_THE TASK_. Turn the rows into a numbered list, leaving out any blank lines, starting at the beginning of the rows and going through the line with "y-tick-label: 0.6: [120, 464, 164, 500]". Include only those lines.

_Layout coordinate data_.
Begin

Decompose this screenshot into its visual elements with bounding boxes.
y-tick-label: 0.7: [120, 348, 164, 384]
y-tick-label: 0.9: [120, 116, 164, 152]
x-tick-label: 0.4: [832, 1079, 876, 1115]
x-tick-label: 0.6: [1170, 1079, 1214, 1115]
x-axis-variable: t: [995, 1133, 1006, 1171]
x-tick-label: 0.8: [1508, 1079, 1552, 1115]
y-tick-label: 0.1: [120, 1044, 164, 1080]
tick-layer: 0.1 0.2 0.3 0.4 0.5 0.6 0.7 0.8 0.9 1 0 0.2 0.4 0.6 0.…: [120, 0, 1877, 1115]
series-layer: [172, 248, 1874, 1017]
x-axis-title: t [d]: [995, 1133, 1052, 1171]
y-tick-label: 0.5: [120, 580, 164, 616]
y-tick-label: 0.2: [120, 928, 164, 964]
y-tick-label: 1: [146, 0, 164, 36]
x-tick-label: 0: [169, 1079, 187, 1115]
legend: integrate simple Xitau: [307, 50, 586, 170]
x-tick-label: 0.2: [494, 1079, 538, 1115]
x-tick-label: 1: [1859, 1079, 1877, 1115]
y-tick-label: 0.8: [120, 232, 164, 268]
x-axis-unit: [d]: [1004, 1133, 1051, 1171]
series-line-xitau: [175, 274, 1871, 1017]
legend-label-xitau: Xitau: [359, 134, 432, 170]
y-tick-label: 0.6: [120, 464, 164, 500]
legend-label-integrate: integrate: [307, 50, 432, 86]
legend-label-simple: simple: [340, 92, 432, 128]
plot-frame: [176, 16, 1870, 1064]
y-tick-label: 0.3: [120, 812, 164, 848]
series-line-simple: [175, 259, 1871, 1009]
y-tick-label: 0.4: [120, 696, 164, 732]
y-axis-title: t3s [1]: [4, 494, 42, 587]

End

_WORKED SOLUTION_.
1. Decompose this screenshot into its visual elements with bounding boxes.
2. y-tick-label: 0.7: [120, 348, 164, 384]
3. y-tick-label: 0.9: [120, 116, 164, 152]
4. x-tick-label: 0.4: [832, 1079, 876, 1115]
5. x-tick-label: 0.6: [1170, 1079, 1214, 1115]
6. x-axis-variable: t: [995, 1133, 1006, 1171]
7. x-tick-label: 0.8: [1508, 1079, 1552, 1115]
8. y-tick-label: 0.1: [120, 1044, 164, 1080]
9. tick-layer: 0.1 0.2 0.3 0.4 0.5 0.6 0.7 0.8 0.9 1 0 0.2 0.4 0.6 0.…: [120, 0, 1877, 1115]
10. series-layer: [172, 248, 1874, 1017]
11. x-axis-title: t [d]: [995, 1133, 1052, 1171]
12. y-tick-label: 0.5: [120, 580, 164, 616]
13. y-tick-label: 0.2: [120, 928, 164, 964]
14. y-tick-label: 1: [146, 0, 164, 36]
15. x-tick-label: 0: [169, 1079, 187, 1115]
16. legend: integrate simple Xitau: [307, 50, 586, 170]
17. x-tick-label: 0.2: [494, 1079, 538, 1115]
18. x-tick-label: 1: [1859, 1079, 1877, 1115]
19. y-tick-label: 0.8: [120, 232, 164, 268]
20. x-axis-unit: [d]: [1004, 1133, 1051, 1171]
21. series-line-xitau: [175, 274, 1871, 1017]
22. legend-label-xitau: Xitau: [359, 134, 432, 170]
23. y-tick-label: 0.6: [120, 464, 164, 500]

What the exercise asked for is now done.